Figure collection entries:
○ ○ ○ ○ ○ ○ ○
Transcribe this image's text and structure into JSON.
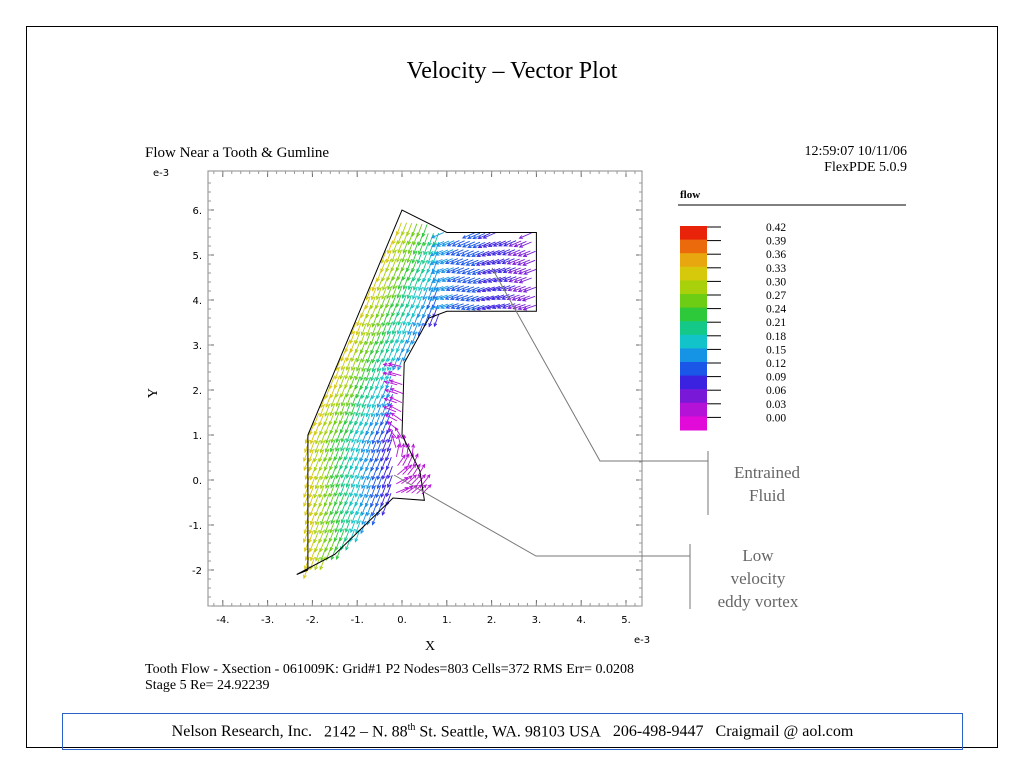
{
  "slide": {
    "title": "Velocity – Vector Plot"
  },
  "plot_header": {
    "title": "Flow Near a Tooth & Gumline",
    "timestamp": "12:59:07 10/11/06",
    "software": "FlexPDE 5.0.9"
  },
  "stats": {
    "line1": "Tooth Flow - Xsection - 061009K:  Grid#1  P2  Nodes=803 Cells=372 RMS Err= 0.0208",
    "line2": "Stage 5  Re=  24.92239"
  },
  "callouts": {
    "entrained": [
      "Entrained",
      "Fluid"
    ],
    "eddy": [
      "Low",
      "velocity",
      "eddy vortex"
    ]
  },
  "footer": {
    "company": "Nelson Research, Inc.",
    "address_prefix": "2142 –  N. 88",
    "address_sup": "th",
    "address_suffix": " St. Seattle, WA. 98103   USA",
    "phone": "206-498-9447",
    "email": "Craigmail @ aol.com"
  },
  "chart_data": {
    "type": "vector",
    "title": "Flow Near a Tooth & Gumline",
    "xlabel": "X",
    "ylabel": "Y",
    "x_exponent": "e-3",
    "y_exponent": "e-3",
    "xlim": [
      -4.4,
      5.3
    ],
    "ylim": [
      -2.8,
      6.7
    ],
    "x_ticks": [
      -4,
      -3,
      -2,
      -1,
      0,
      1,
      2,
      3,
      4,
      5
    ],
    "x_tick_labels": [
      "-4.",
      "-3.",
      "-2.",
      "-1.",
      "0.",
      "1.",
      "2.",
      "3.",
      "4.",
      "5."
    ],
    "y_ticks": [
      -2,
      -1,
      0,
      1,
      2,
      3,
      4,
      5,
      6
    ],
    "y_tick_labels": [
      "-2",
      "-1.",
      "0.",
      "1.",
      "2.",
      "3.",
      "4.",
      "5.",
      "6."
    ],
    "legend": {
      "title": "flow",
      "levels": [
        0.42,
        0.39,
        0.36,
        0.33,
        0.3,
        0.27,
        0.24,
        0.21,
        0.18,
        0.15,
        0.12,
        0.09,
        0.06,
        0.03,
        0.0
      ],
      "labels": [
        "0.42",
        "0.39",
        "0.36",
        "0.33",
        "0.30",
        "0.27",
        "0.24",
        "0.21",
        "0.18",
        "0.15",
        "0.12",
        "0.09",
        "0.06",
        "0.03",
        "0.00"
      ],
      "colors": [
        "#e8230a",
        "#ea6a0c",
        "#e9a70f",
        "#d6c80a",
        "#a8d10c",
        "#6ccd14",
        "#2ec93a",
        "#14c988",
        "#12c4c9",
        "#1594e6",
        "#1a56e8",
        "#3a22e0",
        "#7a18d8",
        "#b412d6",
        "#e10ad8"
      ]
    },
    "domain_boundary": [
      [
        -2.1,
        -2.0
      ],
      [
        -2.1,
        1.0
      ],
      [
        0.0,
        6.0
      ],
      [
        1.0,
        5.5
      ],
      [
        3.0,
        5.5
      ],
      [
        3.0,
        3.75
      ],
      [
        1.0,
        3.75
      ],
      [
        0.6,
        3.6
      ],
      [
        0.05,
        2.6
      ],
      [
        0.0,
        1.0
      ],
      [
        0.4,
        0.2
      ],
      [
        0.5,
        -0.45
      ],
      [
        -0.2,
        -0.4
      ],
      [
        -1.5,
        -1.65
      ],
      [
        -2.35,
        -2.1
      ],
      [
        -2.1,
        -2.0
      ]
    ]
  }
}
○ ○ ○ ○ ○ ○ ○
Directions:
Wherever an image appears, omit it; copy the rest of the records exactly.

Response area:
Transcribe this image's text and structure into JSON.
{
  "slide": {
    "title": "Velocity – Vector Plot"
  },
  "plot_header": {
    "title": "Flow Near a Tooth & Gumline",
    "timestamp": "12:59:07 10/11/06",
    "software": "FlexPDE 5.0.9"
  },
  "stats": {
    "line1": "Tooth Flow - Xsection - 061009K:  Grid#1  P2  Nodes=803 Cells=372 RMS Err= 0.0208",
    "line2": "Stage 5  Re=  24.92239"
  },
  "callouts": {
    "entrained": [
      "Entrained",
      "Fluid"
    ],
    "eddy": [
      "Low",
      "velocity",
      "eddy vortex"
    ]
  },
  "footer": {
    "company": "Nelson Research, Inc.",
    "address_prefix": "2142 –  N. 88",
    "address_sup": "th",
    "address_suffix": " St. Seattle, WA. 98103   USA",
    "phone": "206-498-9447",
    "email": "Craigmail @ aol.com"
  },
  "chart_data": {
    "type": "vector",
    "title": "Flow Near a Tooth & Gumline",
    "xlabel": "X",
    "ylabel": "Y",
    "x_exponent": "e-3",
    "y_exponent": "e-3",
    "xlim": [
      -4.4,
      5.3
    ],
    "ylim": [
      -2.8,
      6.7
    ],
    "x_ticks": [
      -4,
      -3,
      -2,
      -1,
      0,
      1,
      2,
      3,
      4,
      5
    ],
    "x_tick_labels": [
      "-4.",
      "-3.",
      "-2.",
      "-1.",
      "0.",
      "1.",
      "2.",
      "3.",
      "4.",
      "5."
    ],
    "y_ticks": [
      -2,
      -1,
      0,
      1,
      2,
      3,
      4,
      5,
      6
    ],
    "y_tick_labels": [
      "-2",
      "-1.",
      "0.",
      "1.",
      "2.",
      "3.",
      "4.",
      "5.",
      "6."
    ],
    "legend": {
      "title": "flow",
      "levels": [
        0.42,
        0.39,
        0.36,
        0.33,
        0.3,
        0.27,
        0.24,
        0.21,
        0.18,
        0.15,
        0.12,
        0.09,
        0.06,
        0.03,
        0.0
      ],
      "labels": [
        "0.42",
        "0.39",
        "0.36",
        "0.33",
        "0.30",
        "0.27",
        "0.24",
        "0.21",
        "0.18",
        "0.15",
        "0.12",
        "0.09",
        "0.06",
        "0.03",
        "0.00"
      ],
      "colors": [
        "#e8230a",
        "#ea6a0c",
        "#e9a70f",
        "#d6c80a",
        "#a8d10c",
        "#6ccd14",
        "#2ec93a",
        "#14c988",
        "#12c4c9",
        "#1594e6",
        "#1a56e8",
        "#3a22e0",
        "#7a18d8",
        "#b412d6",
        "#e10ad8"
      ]
    },
    "domain_boundary": [
      [
        -2.1,
        -2.0
      ],
      [
        -2.1,
        1.0
      ],
      [
        0.0,
        6.0
      ],
      [
        1.0,
        5.5
      ],
      [
        3.0,
        5.5
      ],
      [
        3.0,
        3.75
      ],
      [
        1.0,
        3.75
      ],
      [
        0.6,
        3.6
      ],
      [
        0.05,
        2.6
      ],
      [
        0.0,
        1.0
      ],
      [
        0.4,
        0.2
      ],
      [
        0.5,
        -0.45
      ],
      [
        -0.2,
        -0.4
      ],
      [
        -1.5,
        -1.65
      ],
      [
        -2.35,
        -2.1
      ],
      [
        -2.1,
        -2.0
      ]
    ]
  }
}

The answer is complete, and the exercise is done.